EXERCISE DATA =
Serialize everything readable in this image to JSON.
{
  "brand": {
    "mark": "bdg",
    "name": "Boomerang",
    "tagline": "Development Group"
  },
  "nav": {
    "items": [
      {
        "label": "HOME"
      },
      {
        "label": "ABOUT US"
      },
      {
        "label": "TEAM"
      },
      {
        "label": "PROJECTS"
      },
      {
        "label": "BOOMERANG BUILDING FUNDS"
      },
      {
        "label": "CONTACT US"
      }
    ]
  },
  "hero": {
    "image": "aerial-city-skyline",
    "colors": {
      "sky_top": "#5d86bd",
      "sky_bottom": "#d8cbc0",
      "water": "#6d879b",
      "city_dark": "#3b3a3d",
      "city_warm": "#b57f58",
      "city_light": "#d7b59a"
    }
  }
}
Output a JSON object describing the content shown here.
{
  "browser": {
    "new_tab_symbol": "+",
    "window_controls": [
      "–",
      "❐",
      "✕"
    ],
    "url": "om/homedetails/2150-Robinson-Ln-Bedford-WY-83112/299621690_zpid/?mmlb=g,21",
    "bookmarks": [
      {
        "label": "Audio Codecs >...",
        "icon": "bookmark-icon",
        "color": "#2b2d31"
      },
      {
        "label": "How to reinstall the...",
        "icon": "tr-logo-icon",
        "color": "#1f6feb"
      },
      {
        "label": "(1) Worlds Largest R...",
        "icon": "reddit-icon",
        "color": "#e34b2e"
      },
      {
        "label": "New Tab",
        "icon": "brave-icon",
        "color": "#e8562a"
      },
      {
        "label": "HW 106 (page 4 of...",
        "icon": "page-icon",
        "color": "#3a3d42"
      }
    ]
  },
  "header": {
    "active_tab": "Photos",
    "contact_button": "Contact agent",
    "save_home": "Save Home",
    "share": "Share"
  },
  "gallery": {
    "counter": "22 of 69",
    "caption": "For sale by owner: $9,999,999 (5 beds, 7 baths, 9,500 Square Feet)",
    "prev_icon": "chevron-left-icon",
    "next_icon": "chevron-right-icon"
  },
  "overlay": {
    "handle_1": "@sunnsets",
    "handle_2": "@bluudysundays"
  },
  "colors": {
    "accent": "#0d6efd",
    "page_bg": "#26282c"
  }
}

GIVEN PROBLEM = Where a line above holds the string "JSON", show that line.

EXERCISE OUTPUT =
Serialize everything readable in this image to JSON.
Output a JSON object describing the content shown here.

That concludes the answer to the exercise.